Objective —
Work out how many lines of the records contain "tasso". Answer with the number and nothing else.

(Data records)
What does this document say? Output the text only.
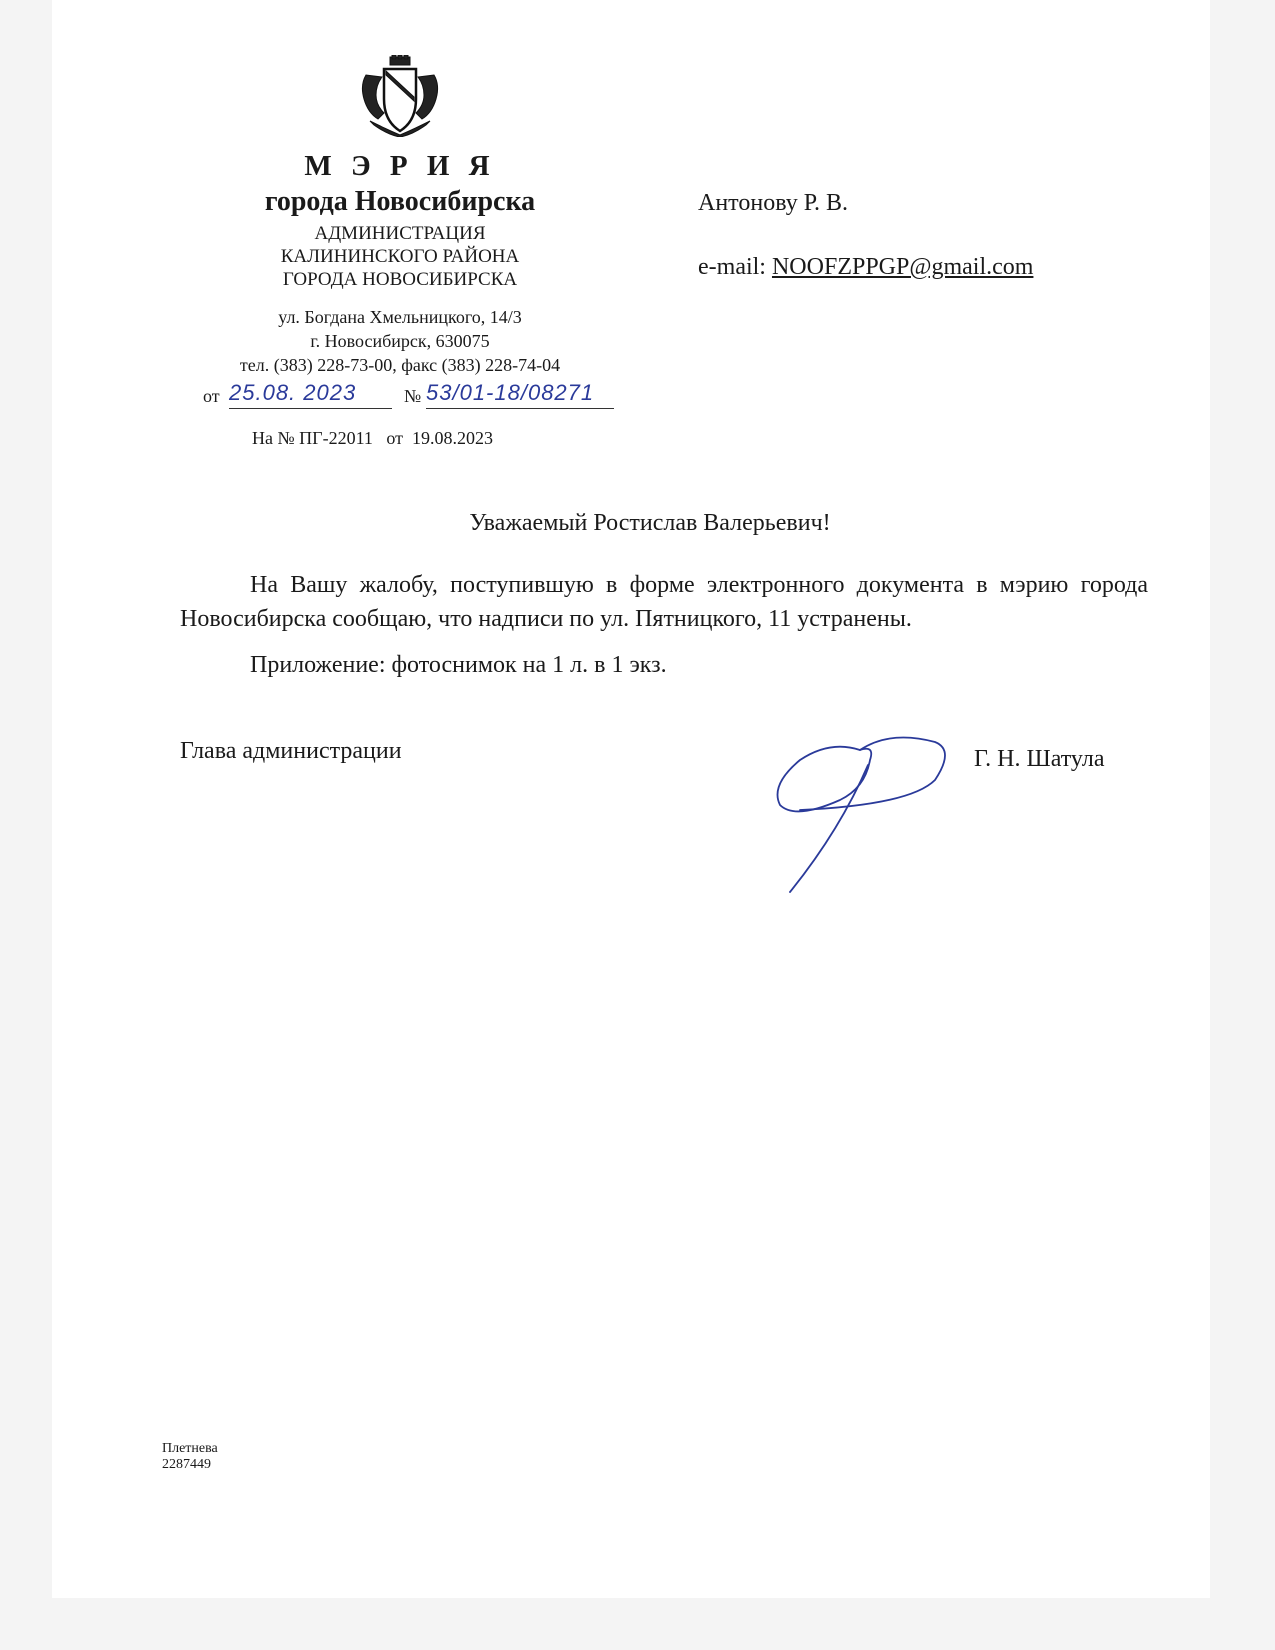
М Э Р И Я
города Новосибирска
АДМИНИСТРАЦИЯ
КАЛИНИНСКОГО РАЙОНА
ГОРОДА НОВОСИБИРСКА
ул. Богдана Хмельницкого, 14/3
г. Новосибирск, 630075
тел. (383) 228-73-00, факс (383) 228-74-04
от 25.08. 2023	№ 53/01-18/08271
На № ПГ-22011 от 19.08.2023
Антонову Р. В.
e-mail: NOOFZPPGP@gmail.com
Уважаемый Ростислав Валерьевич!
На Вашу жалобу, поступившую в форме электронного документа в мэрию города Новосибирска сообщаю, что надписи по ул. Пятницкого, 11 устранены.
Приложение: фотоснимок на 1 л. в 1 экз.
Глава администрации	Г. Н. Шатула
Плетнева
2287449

---

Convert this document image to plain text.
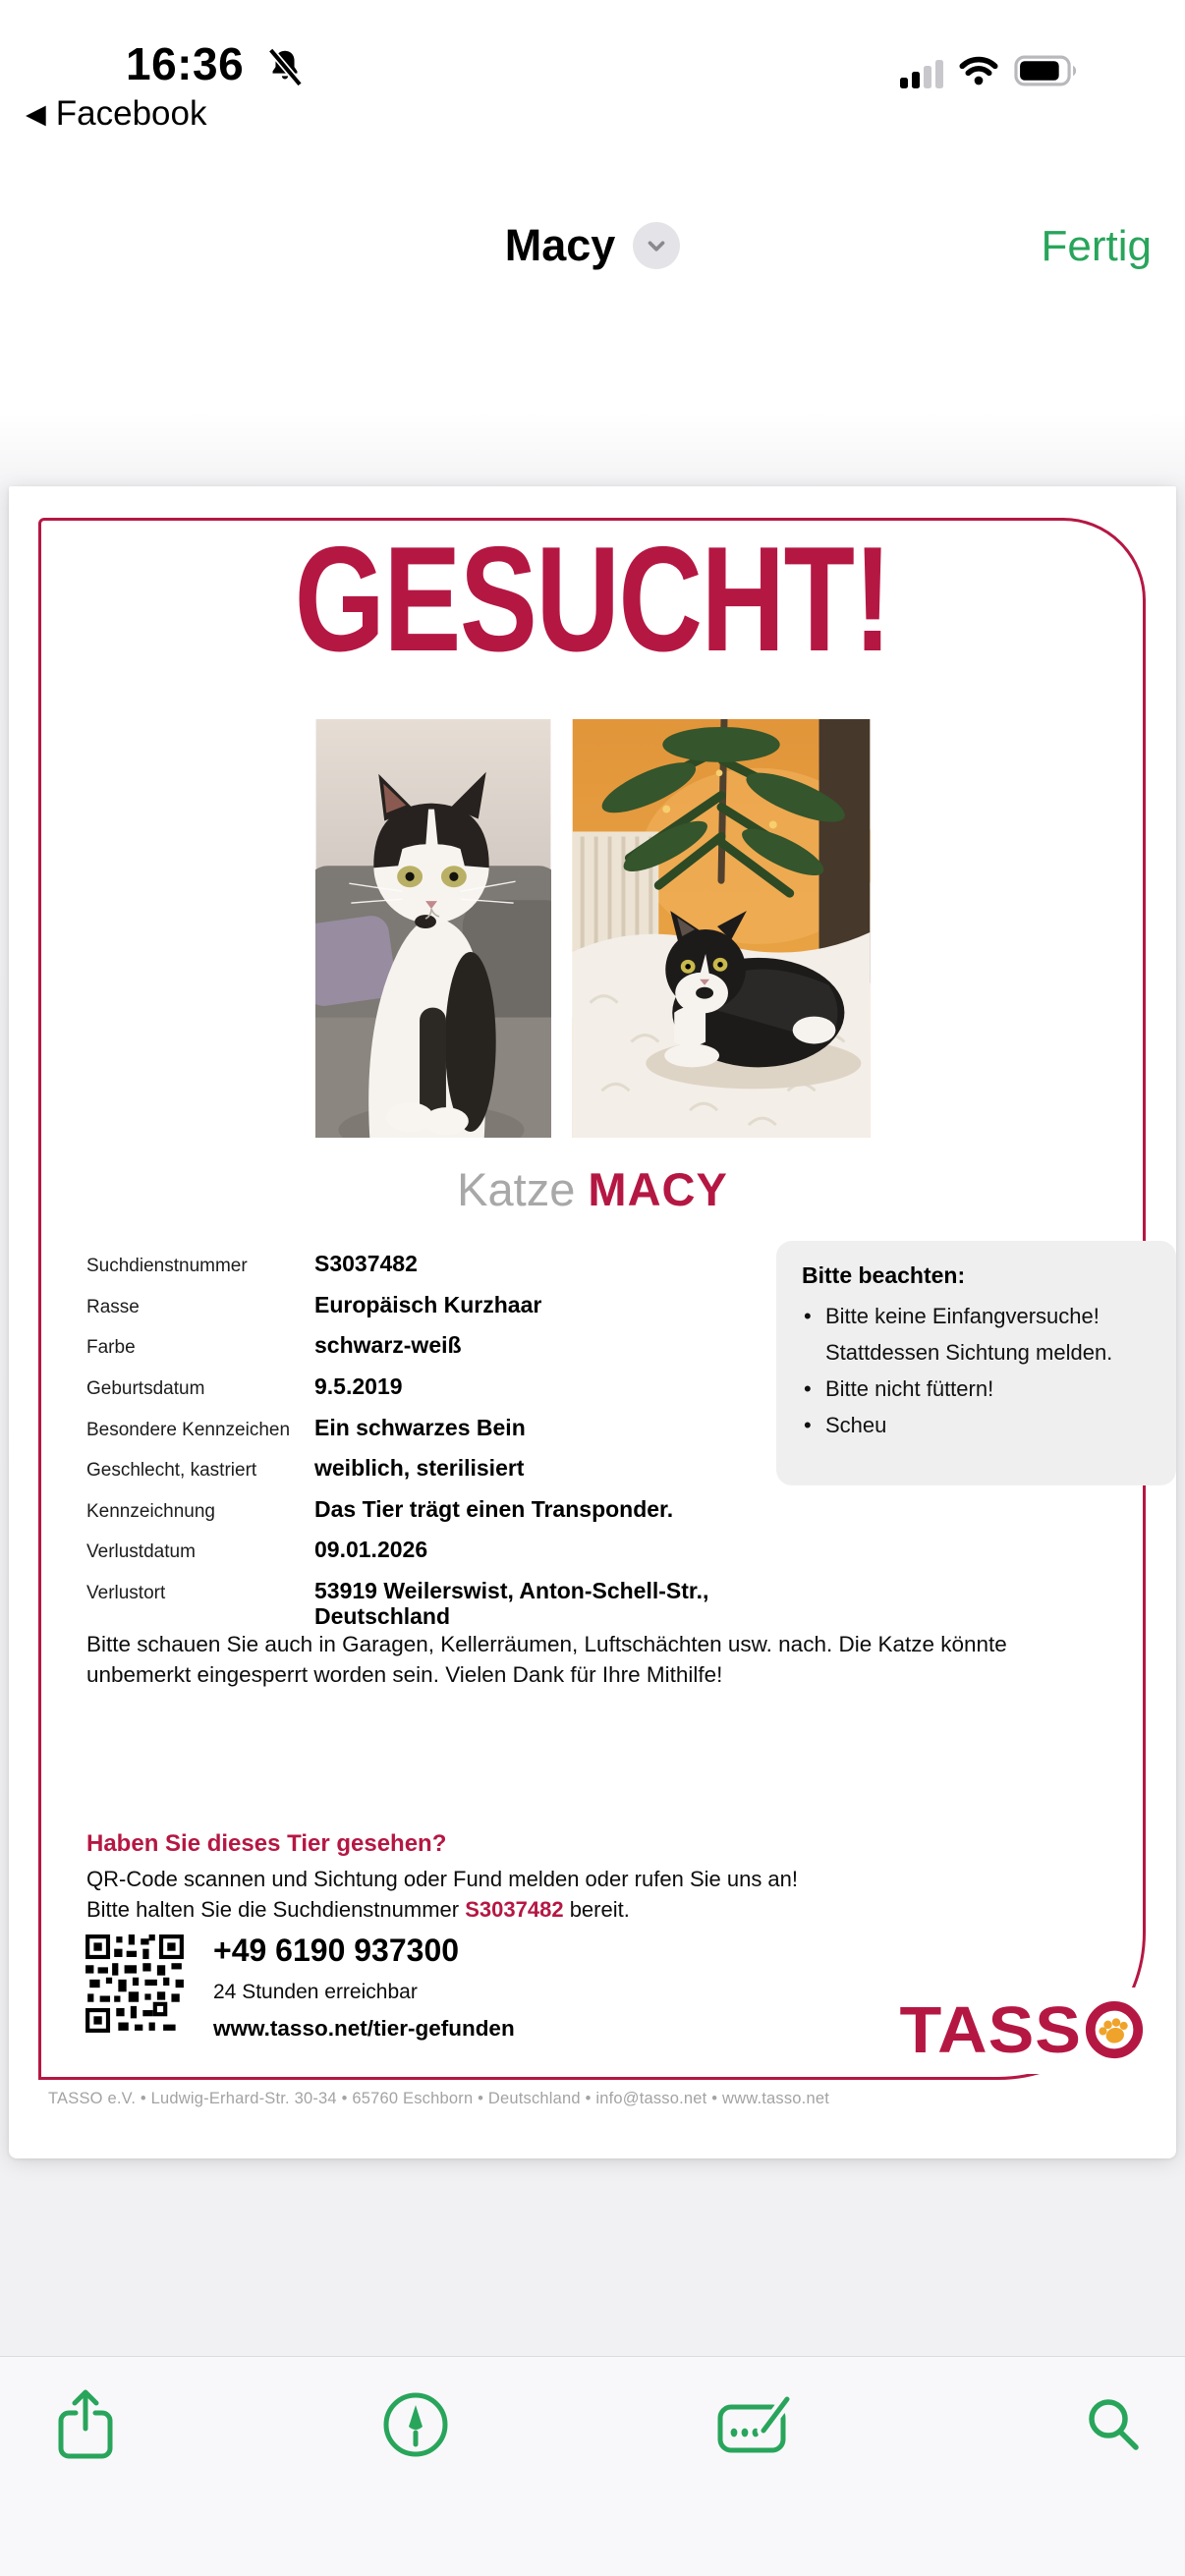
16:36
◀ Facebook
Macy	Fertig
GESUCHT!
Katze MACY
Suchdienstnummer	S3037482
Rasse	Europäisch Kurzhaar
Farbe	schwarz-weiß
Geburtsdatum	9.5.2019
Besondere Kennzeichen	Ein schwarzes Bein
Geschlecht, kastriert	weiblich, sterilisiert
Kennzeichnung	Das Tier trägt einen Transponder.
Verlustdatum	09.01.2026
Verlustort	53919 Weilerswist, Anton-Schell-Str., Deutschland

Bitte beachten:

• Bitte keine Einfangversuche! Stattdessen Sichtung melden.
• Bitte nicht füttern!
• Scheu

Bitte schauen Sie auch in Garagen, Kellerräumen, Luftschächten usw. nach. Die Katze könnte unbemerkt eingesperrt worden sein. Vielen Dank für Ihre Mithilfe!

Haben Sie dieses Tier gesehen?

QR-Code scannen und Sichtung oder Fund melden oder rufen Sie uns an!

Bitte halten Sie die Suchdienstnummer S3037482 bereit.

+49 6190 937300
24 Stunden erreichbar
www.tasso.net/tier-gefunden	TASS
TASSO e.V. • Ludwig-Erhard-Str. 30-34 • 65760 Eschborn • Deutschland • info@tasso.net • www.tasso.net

--

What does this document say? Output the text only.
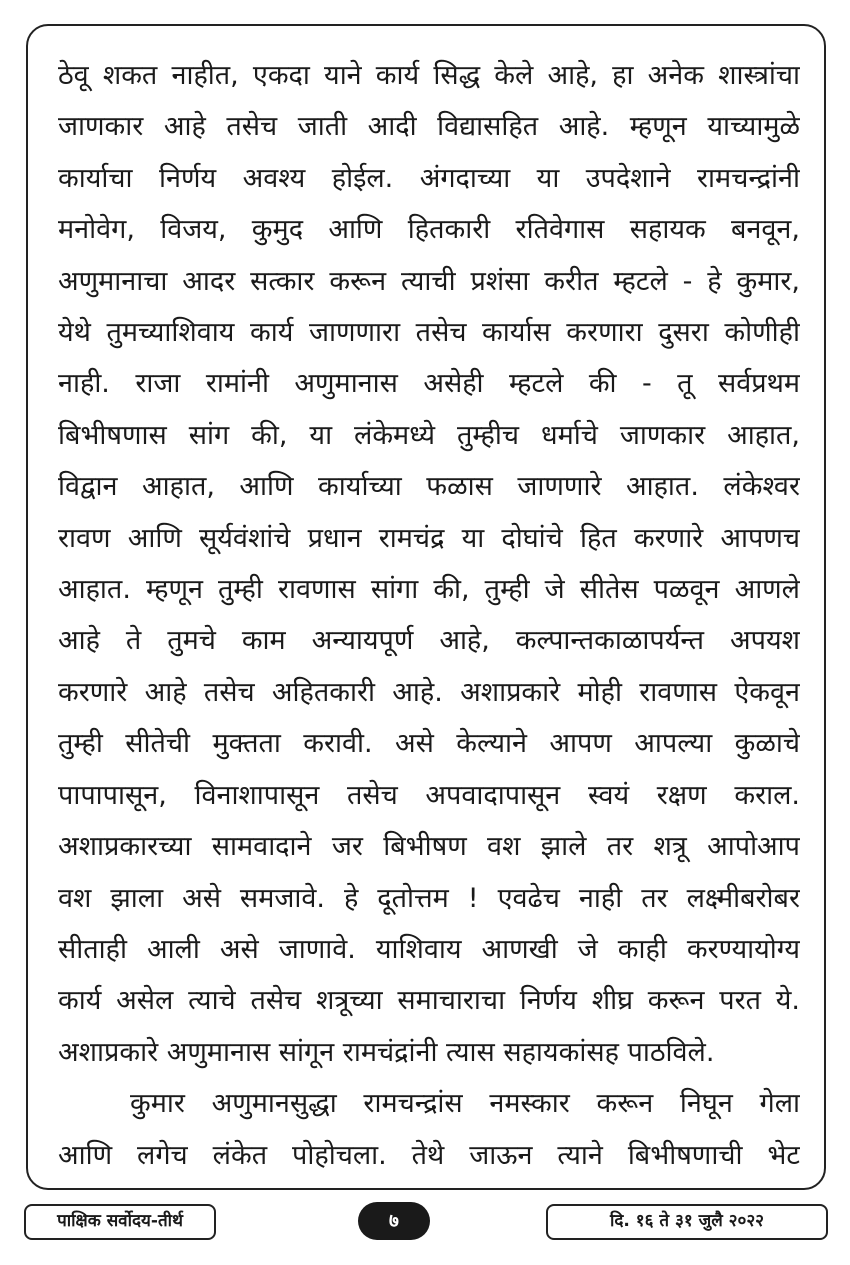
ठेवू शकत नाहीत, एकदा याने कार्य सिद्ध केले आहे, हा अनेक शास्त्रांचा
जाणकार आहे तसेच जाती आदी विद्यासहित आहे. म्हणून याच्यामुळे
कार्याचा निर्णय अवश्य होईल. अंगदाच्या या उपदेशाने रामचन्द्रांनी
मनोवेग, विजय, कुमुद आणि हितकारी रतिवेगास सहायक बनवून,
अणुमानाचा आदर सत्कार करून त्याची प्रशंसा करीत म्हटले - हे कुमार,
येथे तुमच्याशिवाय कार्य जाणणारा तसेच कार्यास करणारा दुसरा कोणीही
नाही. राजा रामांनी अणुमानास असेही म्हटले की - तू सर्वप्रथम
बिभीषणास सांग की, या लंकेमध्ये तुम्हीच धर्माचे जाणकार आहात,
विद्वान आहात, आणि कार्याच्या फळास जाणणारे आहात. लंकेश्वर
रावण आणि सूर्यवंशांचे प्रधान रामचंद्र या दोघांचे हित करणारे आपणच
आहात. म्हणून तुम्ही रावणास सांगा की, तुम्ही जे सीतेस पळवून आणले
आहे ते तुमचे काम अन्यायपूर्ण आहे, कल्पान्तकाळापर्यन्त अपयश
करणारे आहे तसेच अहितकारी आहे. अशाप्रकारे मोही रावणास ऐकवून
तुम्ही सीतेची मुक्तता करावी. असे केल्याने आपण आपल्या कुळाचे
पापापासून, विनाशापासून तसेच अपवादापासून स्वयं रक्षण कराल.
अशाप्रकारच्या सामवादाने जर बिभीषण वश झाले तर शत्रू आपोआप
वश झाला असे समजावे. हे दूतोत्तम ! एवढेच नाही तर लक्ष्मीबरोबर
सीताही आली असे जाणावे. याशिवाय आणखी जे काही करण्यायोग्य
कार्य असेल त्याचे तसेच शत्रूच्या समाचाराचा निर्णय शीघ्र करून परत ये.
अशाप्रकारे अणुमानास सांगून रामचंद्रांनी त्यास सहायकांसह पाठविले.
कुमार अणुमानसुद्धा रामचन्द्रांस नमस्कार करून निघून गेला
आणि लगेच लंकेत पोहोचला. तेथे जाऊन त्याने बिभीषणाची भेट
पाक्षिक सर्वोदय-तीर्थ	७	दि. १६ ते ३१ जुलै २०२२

Response —
2